> _What you will do_:
How many of these lines hold the string "questions"? Answer with the number only.

> _Provided entries_:
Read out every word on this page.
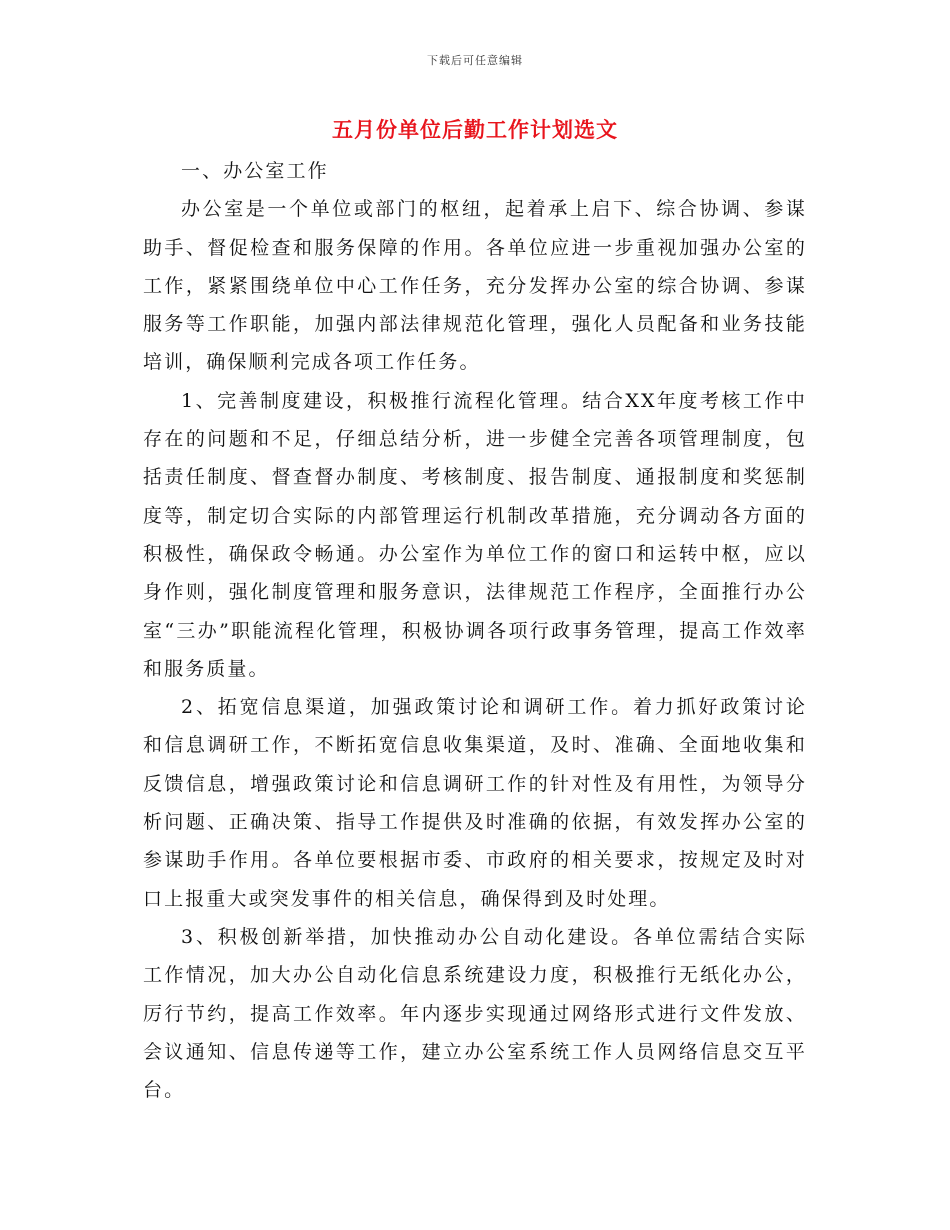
下载后可任意编辑
五月份单位后勤工作计划选文

一、办公室工作

办公室是一个单位或部门的枢纽，起着承上启下、综合协调、参谋助手、督促检查和服务保障的作用。各单位应进一步重视加强办公室的工作，紧紧围绕单位中心工作任务，充分发挥办公室的综合协调、参谋服务等工作职能，加强内部法律规范化管理，强化人员配备和业务技能培训，确保顺利完成各项工作任务。

1、完善制度建设，积极推行流程化管理。结合XX年度考核工作中存在的问题和不足，仔细总结分析，进一步健全完善各项管理制度，包括责任制度、督查督办制度、考核制度、报告制度、通报制度和奖惩制度等，制定切合实际的内部管理运行机制改革措施，充分调动各方面的积极性，确保政令畅通。办公室作为单位工作的窗口和运转中枢，应以身作则，强化制度管理和服务意识，法律规范工作程序，全面推行办公室“三办”职能流程化管理，积极协调各项行政事务管理，提高工作效率和服务质量。

2、拓宽信息渠道，加强政策讨论和调研工作。着力抓好政策讨论和信息调研工作，不断拓宽信息收集渠道，及时、准确、全面地收集和反馈信息，增强政策讨论和信息调研工作的针对性及有用性，为领导分析问题、正确决策、指导工作提供及时准确的依据，有效发挥办公室的参谋助手作用。各单位要根据市委、市政府的相关要求，按规定及时对口上报重大或突发事件的相关信息，确保得到及时处理。

3、积极创新举措，加快推动办公自动化建设。各单位需结合实际工作情况，加大办公自动化信息系统建设力度，积极推行无纸化办公，厉行节约，提高工作效率。年内逐步实现通过网络形式进行文件发放、会议通知、信息传递等工作，建立办公室系统工作人员网络信息交互平台。
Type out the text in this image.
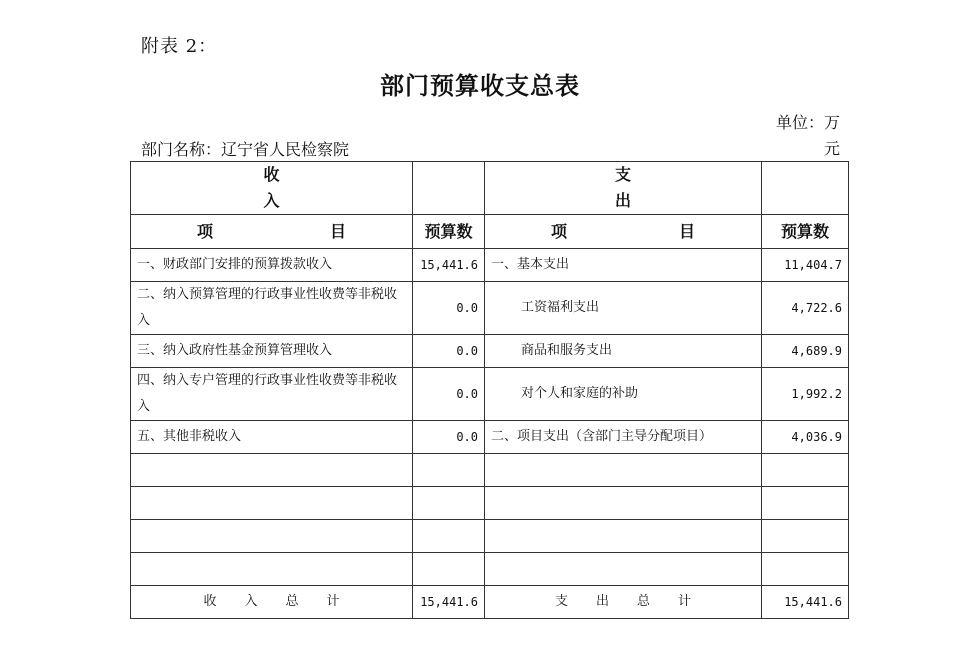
附表 2：
部门预算收支总表
单位：万元
部门名称：辽宁省人民检察院
收
入		支
出	

项 目	预算数	项 目	预算数
一、财政部门安排的预算拨款收入	15,441.6	一、基本支出	11,404.7
二、纳入预算管理的行政事业性收费等非税收入	0.0	工资福利支出	4,722.6
三、纳入政府性基金预算管理收入	0.0	商品和服务支出	4,689.9
四、纳入专户管理的行政事业性收费等非税收入	0.0	对个人和家庭的补助	1,992.2
五、其他非税收入	0.0	二、项目支出（含部门主导分配项目）	4,036.9

收 入 总 计	15,441.6	支 出 总 计	15,441.6
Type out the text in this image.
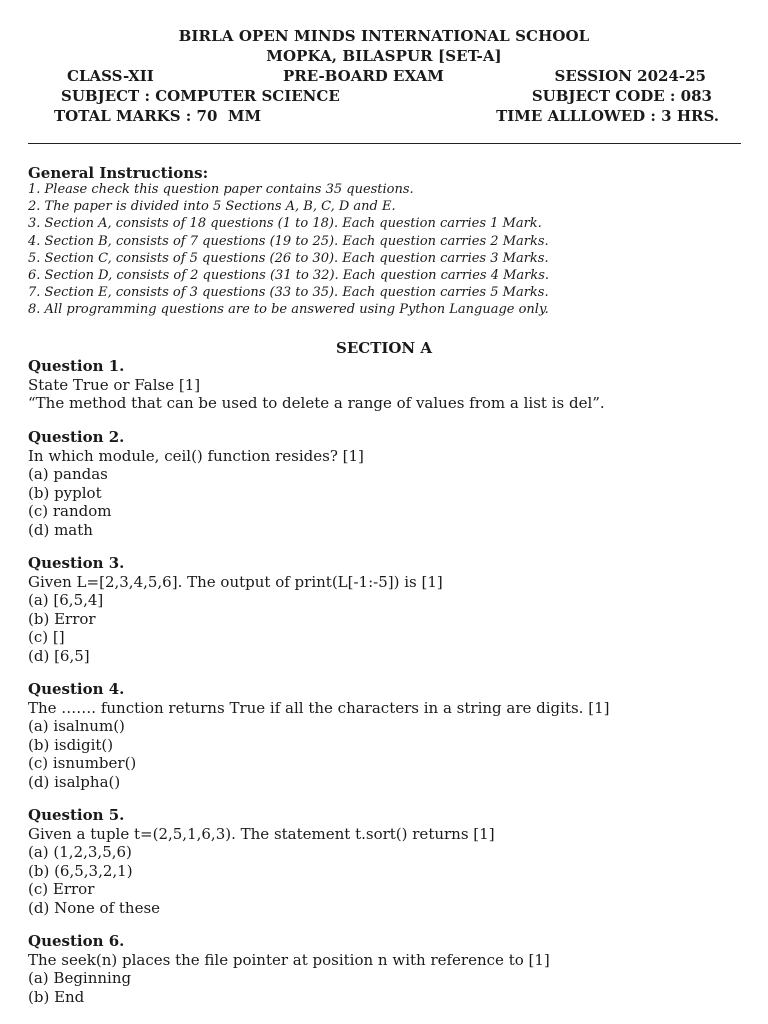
BIRLA OPEN MINDS INTERNATIONAL SCHOOL
MOPKA, BILASPUR [SET-A]
CLASS-XII	PRE-BOARD EXAM	SESSION 2024-25
SUBJECT : COMPUTER SCIENCE	SUBJECT CODE : 083
TOTAL MARKS : 70  MM	TIME ALLLOWED : 3 HRS.
General Instructions:
1. Please check this question paper contains 35 questions.
2. The paper is divided into 5 Sections A, B, C, D and E.
3. Section A, consists of 18 questions (1 to 18). Each question carries 1 Mark.
4. Section B, consists of 7 questions (19 to 25). Each question carries 2 Marks.
5. Section C, consists of 5 questions (26 to 30). Each question carries 3 Marks.
6. Section D, consists of 2 questions (31 to 32). Each question carries 4 Marks.
7. Section E, consists of 3 questions (33 to 35). Each question carries 5 Marks.
8. All programming questions are to be answered using Python Language only.
SECTION A
Question 1.
State True or False [1]
“The method that can be used to delete a range of values from a list is del”.
Question 2.
In which module, ceil() function resides? [1]
(a) pandas
(b) pyplot
(c) random
(d) math
Question 3.
Given L=[2,3,4,5,6]. The output of print(L[-1:-5]) is [1]
(a) [6,5,4]
(b) Error
(c) []
(d) [6,5]
Question 4.
The ……. function returns True if all the characters in a string are digits. [1]
(a) isalnum()
(b) isdigit()
(c) isnumber()
(d) isalpha()
Question 5.
Given a tuple t=(2,5,1,6,3). The statement t.sort() returns [1]
(a) (1,2,3,5,6)
(b) (6,5,3,2,1)
(c) Error
(d) None of these
Question 6.
The seek(n) places the file pointer at position n with reference to [1]
(a) Beginning
(b) End
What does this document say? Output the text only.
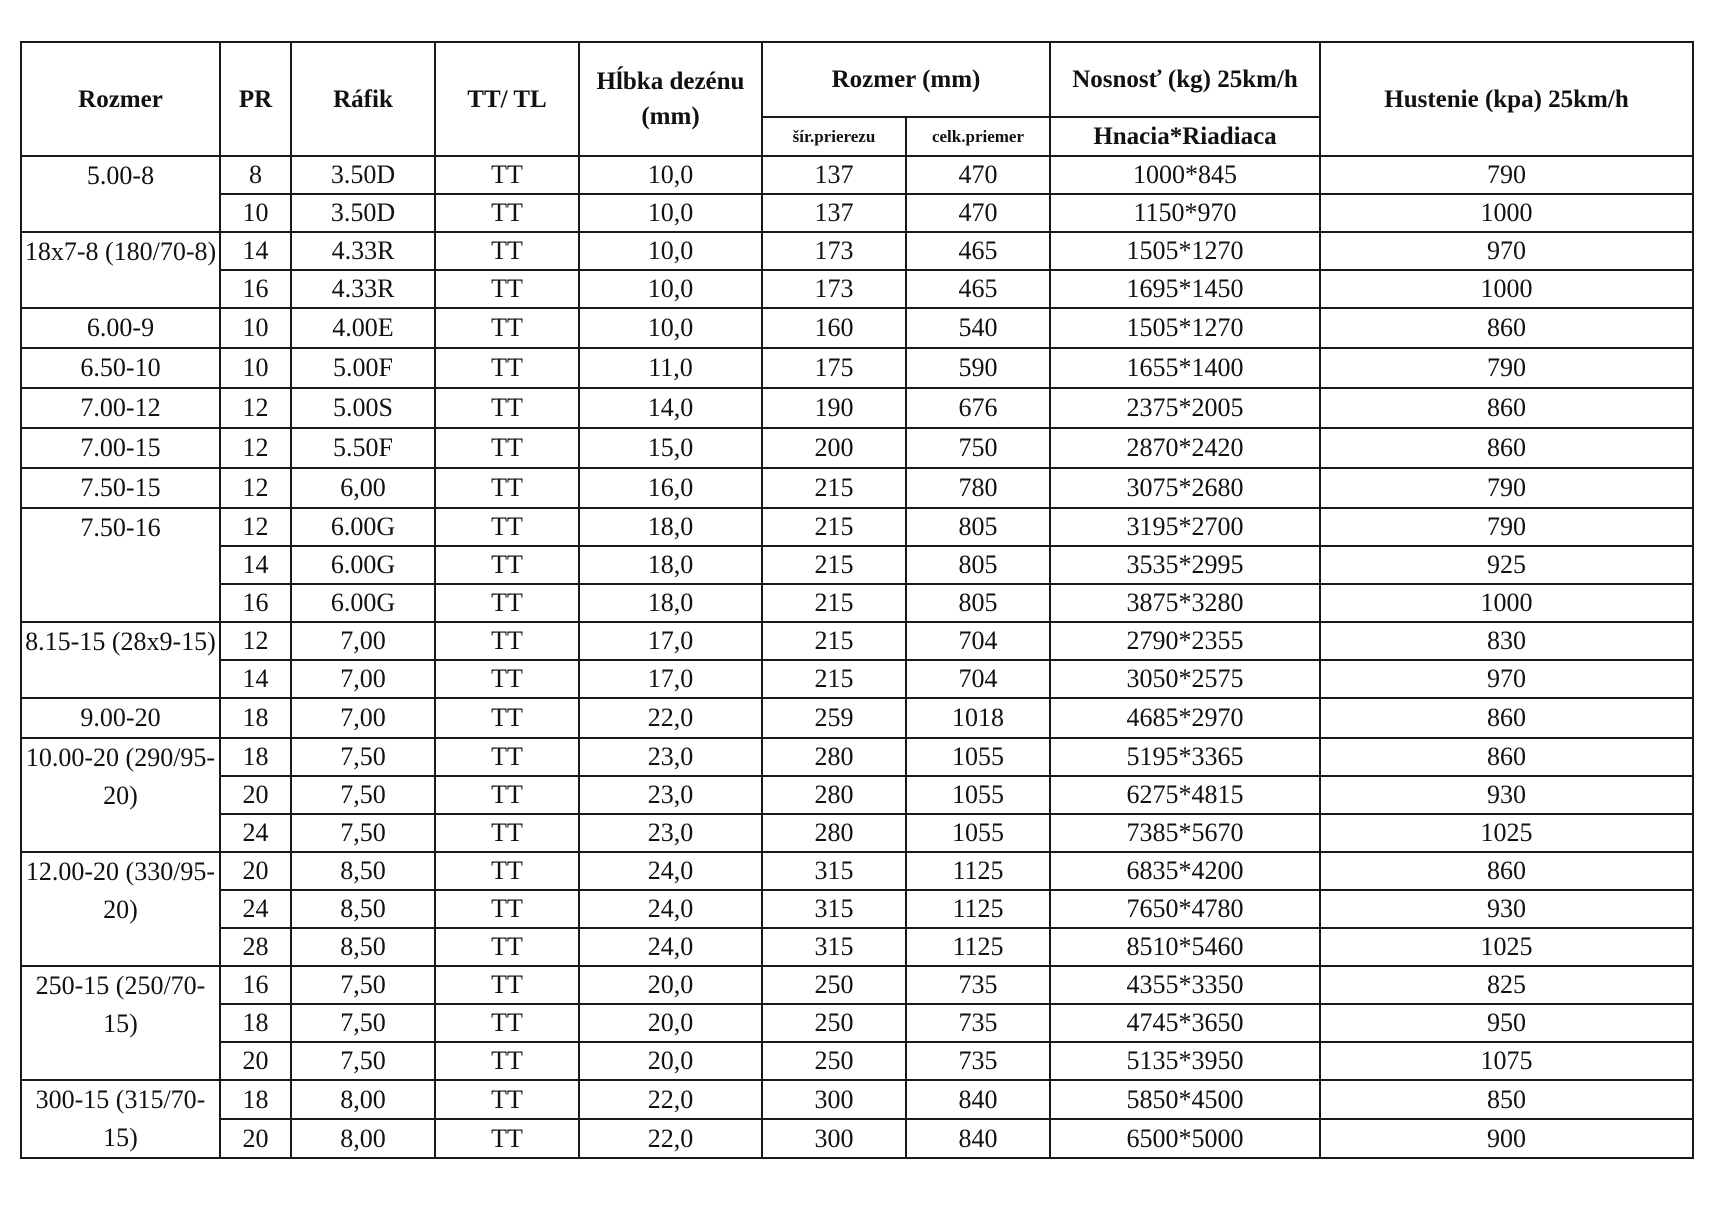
Rozmer	PR	Ráfik	TT/ TL	Hĺbka dezénu (mm)	Rozmer (mm)		Nosnosť (kg) 25km/h	Hustenie (kpa) 25km/h
					šír.prierezu	celk.priemer	Hnacia*Riadiaca	
5.00-8	8	3.50D	TT	10,0	137	470	1000*845	790
	10	3.50D	TT	10,0	137	470	1150*970	1000
18x7-8 (180/70-8)	14	4.33R	TT	10,0	173	465	1505*1270	970
	16	4.33R	TT	10,0	173	465	1695*1450	1000
6.00-9	10	4.00E	TT	10,0	160	540	1505*1270	860
6.50-10	10	5.00F	TT	11,0	175	590	1655*1400	790
7.00-12	12	5.00S	TT	14,0	190	676	2375*2005	860
7.00-15	12	5.50F	TT	15,0	200	750	2870*2420	860
7.50-15	12	6,00	TT	16,0	215	780	3075*2680	790
7.50-16	12	6.00G	TT	18,0	215	805	3195*2700	790
	14	6.00G	TT	18,0	215	805	3535*2995	925
	16	6.00G	TT	18,0	215	805	3875*3280	1000
8.15-15 (28x9-15)	12	7,00	TT	17,0	215	704	2790*2355	830
	14	7,00	TT	17,0	215	704	3050*2575	970
9.00-20	18	7,00	TT	22,0	259	1018	4685*2970	860
10.00-20 (290/95-20)	18	7,50	TT	23,0	280	1055	5195*3365	860
	20	7,50	TT	23,0	280	1055	6275*4815	930
	24	7,50	TT	23,0	280	1055	7385*5670	1025
12.00-20 (330/95-20)	20	8,50	TT	24,0	315	1125	6835*4200	860
	24	8,50	TT	24,0	315	1125	7650*4780	930
	28	8,50	TT	24,0	315	1125	8510*5460	1025
250-15 (250/70-15)	16	7,50	TT	20,0	250	735	4355*3350	825
	18	7,50	TT	20,0	250	735	4745*3650	950
	20	7,50	TT	20,0	250	735	5135*3950	1075
300-15 (315/70-15)	18	8,00	TT	22,0	300	840	5850*4500	850
	20	8,00	TT	22,0	300	840	6500*5000	900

> _Complete answer_:
7